◆ Problem statement ◆
Search the records below for the word "xlabel" and show every line where it occurs.

** begin **

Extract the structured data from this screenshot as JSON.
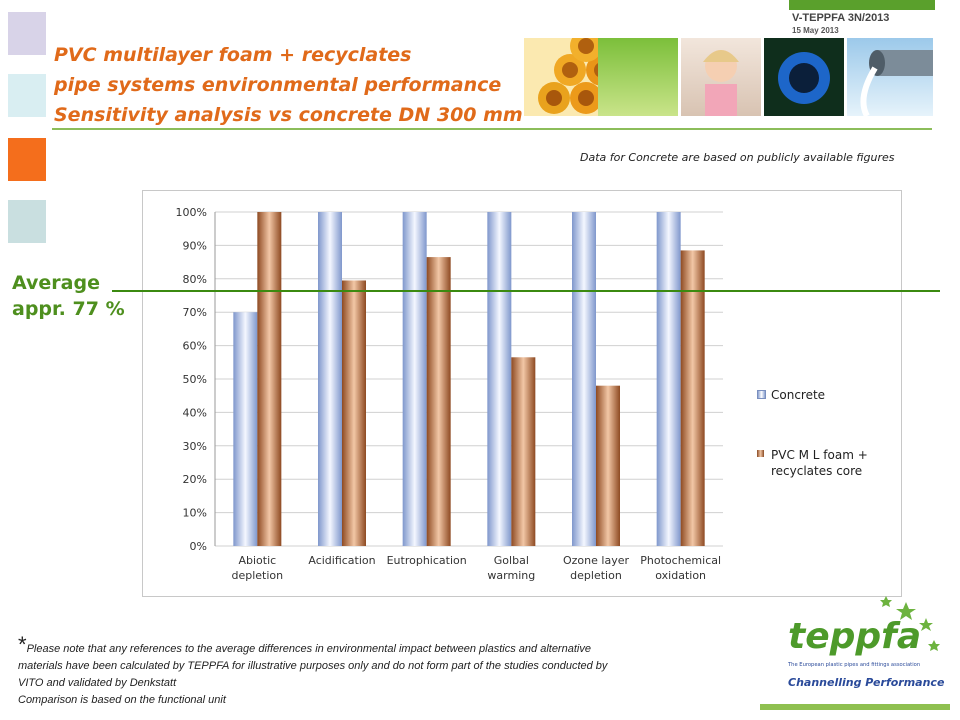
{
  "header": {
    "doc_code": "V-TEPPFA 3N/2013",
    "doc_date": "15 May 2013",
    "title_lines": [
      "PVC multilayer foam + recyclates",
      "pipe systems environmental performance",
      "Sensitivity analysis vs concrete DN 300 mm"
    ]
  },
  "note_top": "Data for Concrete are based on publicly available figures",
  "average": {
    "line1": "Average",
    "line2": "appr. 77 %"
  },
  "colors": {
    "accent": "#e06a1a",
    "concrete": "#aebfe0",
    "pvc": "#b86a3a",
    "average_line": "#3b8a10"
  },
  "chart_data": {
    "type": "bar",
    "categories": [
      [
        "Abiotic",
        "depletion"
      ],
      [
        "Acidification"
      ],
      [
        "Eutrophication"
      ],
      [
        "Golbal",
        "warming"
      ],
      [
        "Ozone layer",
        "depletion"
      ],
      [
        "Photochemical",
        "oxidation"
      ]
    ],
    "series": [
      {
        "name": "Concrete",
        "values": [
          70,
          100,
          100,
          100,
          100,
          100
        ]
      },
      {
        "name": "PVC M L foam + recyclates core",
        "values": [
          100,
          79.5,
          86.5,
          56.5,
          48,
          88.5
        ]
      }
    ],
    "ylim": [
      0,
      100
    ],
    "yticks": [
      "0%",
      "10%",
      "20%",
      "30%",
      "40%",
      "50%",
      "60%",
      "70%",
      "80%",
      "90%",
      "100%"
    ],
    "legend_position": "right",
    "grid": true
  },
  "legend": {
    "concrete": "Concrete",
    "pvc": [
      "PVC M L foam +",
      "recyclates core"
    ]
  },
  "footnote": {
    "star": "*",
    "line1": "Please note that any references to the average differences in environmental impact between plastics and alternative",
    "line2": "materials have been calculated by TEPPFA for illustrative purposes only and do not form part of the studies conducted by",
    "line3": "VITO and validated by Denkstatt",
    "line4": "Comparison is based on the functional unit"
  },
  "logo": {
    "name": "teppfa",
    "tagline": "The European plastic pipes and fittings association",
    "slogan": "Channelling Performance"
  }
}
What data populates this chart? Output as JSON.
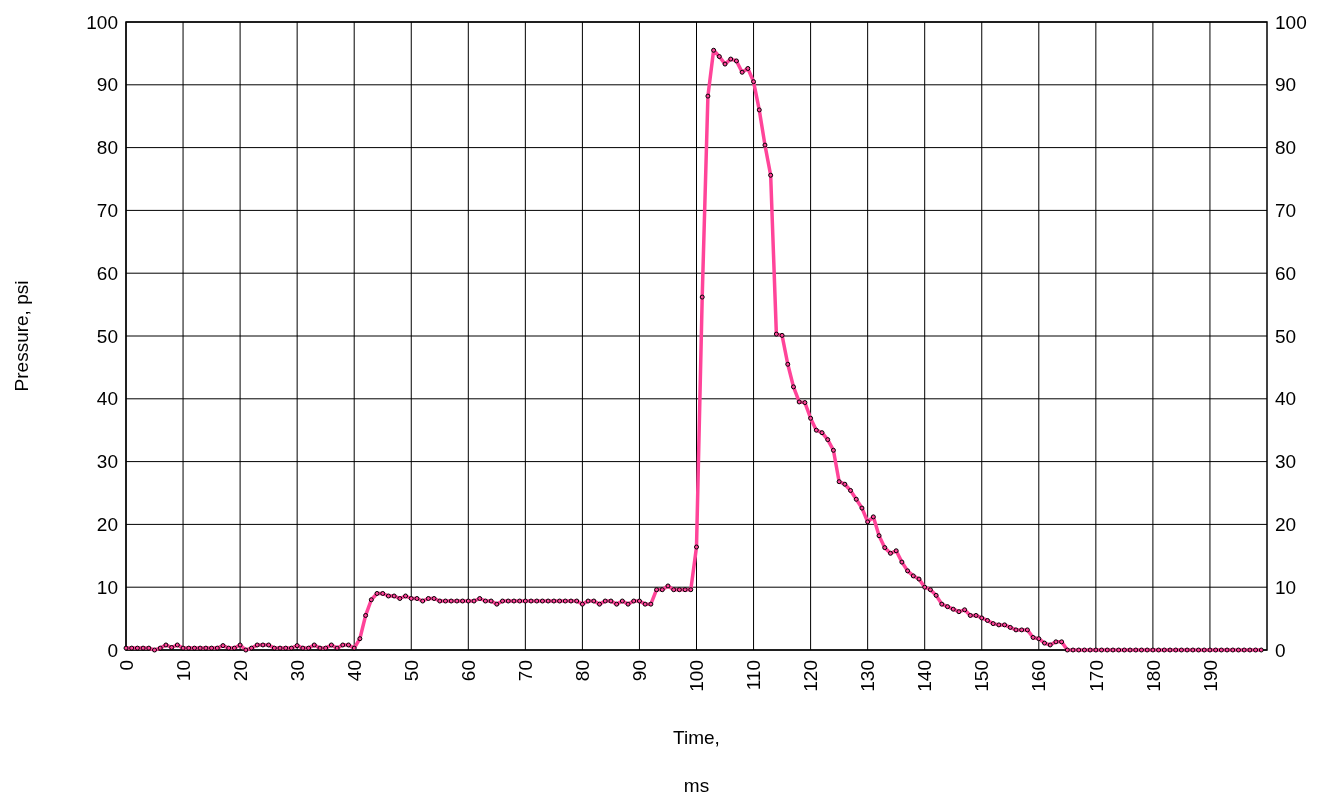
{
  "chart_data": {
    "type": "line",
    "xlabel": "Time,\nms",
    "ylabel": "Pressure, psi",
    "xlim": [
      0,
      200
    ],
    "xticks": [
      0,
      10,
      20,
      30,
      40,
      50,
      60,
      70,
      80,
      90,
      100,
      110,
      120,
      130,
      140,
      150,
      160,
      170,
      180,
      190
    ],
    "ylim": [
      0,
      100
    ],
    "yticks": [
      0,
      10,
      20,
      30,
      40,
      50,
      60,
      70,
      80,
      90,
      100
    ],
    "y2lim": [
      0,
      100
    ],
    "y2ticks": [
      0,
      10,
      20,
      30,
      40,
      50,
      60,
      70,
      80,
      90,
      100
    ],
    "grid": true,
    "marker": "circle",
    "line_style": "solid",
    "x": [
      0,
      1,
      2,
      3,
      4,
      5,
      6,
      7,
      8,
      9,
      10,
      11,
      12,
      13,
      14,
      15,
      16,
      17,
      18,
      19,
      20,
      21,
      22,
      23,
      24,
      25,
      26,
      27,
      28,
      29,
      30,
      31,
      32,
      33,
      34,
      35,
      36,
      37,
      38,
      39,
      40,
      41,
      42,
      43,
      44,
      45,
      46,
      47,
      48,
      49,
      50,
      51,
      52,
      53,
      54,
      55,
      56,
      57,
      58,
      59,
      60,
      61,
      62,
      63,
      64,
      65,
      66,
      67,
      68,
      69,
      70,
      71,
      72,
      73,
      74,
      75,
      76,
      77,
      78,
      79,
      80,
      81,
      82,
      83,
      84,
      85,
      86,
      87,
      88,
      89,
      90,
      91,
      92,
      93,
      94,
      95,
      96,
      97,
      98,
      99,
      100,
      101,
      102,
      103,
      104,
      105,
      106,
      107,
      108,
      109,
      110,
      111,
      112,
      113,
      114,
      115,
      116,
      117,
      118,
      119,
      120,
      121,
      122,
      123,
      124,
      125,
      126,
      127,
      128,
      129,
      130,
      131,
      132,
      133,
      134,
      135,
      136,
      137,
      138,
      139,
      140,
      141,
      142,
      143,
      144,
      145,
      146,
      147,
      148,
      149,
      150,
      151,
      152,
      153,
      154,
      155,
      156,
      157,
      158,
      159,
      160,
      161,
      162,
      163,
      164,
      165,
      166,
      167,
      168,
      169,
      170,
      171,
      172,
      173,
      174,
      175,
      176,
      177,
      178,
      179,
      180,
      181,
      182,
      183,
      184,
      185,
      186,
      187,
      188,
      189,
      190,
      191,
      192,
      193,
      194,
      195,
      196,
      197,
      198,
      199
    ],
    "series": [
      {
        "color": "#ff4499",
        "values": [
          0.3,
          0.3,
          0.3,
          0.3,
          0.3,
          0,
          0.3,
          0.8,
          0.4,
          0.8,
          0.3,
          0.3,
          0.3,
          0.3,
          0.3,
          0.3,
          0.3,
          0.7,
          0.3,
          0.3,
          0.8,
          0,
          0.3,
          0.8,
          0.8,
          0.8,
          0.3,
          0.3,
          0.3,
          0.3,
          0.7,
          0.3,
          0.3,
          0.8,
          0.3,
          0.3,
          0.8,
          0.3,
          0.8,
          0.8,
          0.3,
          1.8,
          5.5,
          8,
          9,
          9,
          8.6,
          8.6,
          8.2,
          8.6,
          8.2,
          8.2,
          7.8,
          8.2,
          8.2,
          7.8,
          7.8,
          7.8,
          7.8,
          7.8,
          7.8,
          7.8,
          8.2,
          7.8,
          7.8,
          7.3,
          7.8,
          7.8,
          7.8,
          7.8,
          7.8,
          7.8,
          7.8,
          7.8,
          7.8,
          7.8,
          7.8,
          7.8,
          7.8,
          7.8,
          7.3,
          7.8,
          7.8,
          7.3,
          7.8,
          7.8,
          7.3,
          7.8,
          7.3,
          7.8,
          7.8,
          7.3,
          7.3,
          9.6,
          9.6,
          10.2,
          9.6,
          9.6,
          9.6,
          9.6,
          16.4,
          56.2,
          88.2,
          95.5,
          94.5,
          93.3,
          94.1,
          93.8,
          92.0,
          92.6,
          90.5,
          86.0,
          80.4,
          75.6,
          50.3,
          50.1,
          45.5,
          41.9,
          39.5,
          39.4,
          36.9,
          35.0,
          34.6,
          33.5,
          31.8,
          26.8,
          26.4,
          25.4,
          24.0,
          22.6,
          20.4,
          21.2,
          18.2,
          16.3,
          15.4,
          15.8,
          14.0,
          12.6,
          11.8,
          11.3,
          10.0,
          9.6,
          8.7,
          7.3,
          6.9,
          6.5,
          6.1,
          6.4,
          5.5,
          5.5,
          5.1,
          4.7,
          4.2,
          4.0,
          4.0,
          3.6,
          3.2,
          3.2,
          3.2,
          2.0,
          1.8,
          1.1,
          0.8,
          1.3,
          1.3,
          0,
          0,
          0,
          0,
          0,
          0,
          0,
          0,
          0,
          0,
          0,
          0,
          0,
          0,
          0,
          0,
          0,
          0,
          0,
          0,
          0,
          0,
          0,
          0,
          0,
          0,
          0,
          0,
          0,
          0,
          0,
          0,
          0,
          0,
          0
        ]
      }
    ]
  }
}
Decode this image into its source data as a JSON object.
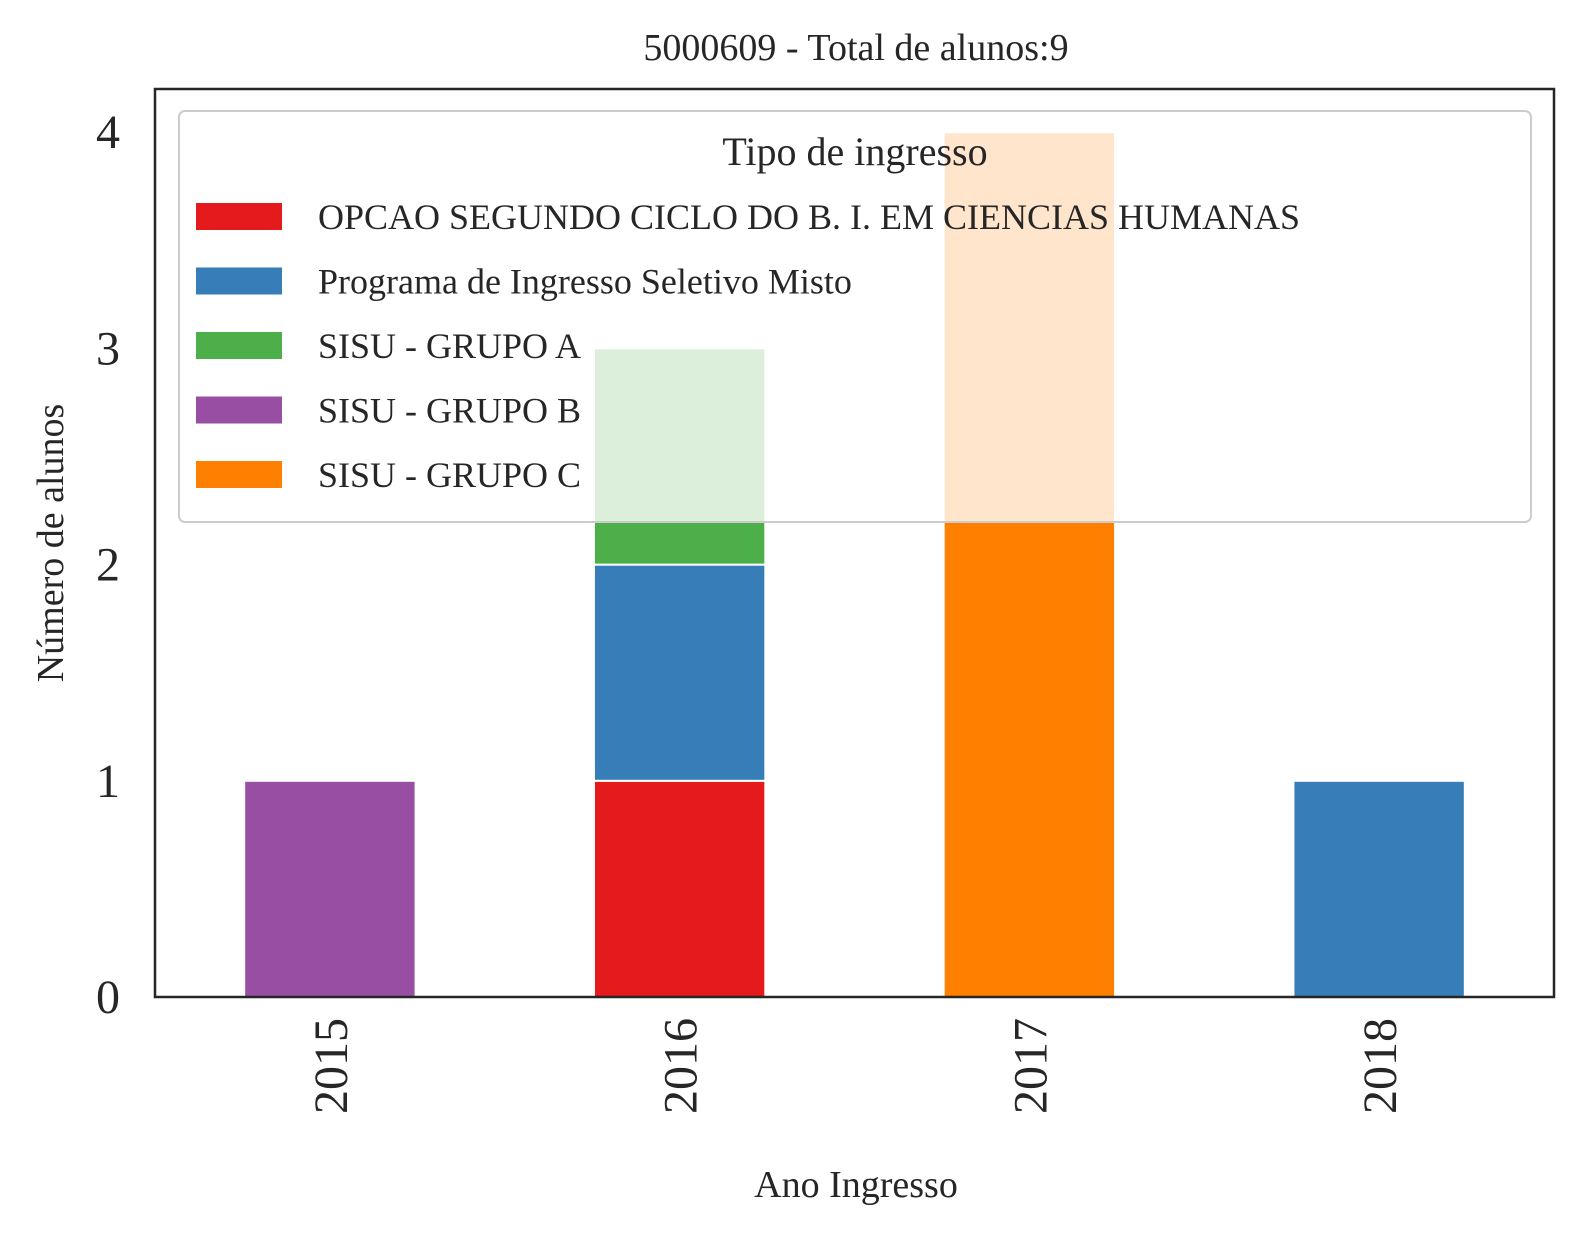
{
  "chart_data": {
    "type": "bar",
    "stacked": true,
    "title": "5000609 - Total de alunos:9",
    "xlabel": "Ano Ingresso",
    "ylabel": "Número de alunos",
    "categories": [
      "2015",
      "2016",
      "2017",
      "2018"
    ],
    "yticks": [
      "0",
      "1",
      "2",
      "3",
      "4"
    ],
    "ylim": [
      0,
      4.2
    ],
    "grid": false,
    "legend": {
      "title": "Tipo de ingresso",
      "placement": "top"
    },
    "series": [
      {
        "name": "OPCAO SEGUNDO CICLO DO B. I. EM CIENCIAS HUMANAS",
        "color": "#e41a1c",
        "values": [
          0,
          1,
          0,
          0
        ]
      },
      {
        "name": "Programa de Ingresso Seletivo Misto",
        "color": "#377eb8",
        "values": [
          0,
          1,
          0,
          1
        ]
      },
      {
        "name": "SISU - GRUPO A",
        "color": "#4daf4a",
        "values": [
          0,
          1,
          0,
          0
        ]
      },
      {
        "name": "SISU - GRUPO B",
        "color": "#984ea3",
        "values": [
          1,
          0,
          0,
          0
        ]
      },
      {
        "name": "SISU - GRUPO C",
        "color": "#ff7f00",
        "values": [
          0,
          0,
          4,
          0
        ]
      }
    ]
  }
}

** end **

◆ Task output ◆
    "xlabel": "Time,\nms",
    "xlabel": "Ano Ingresso",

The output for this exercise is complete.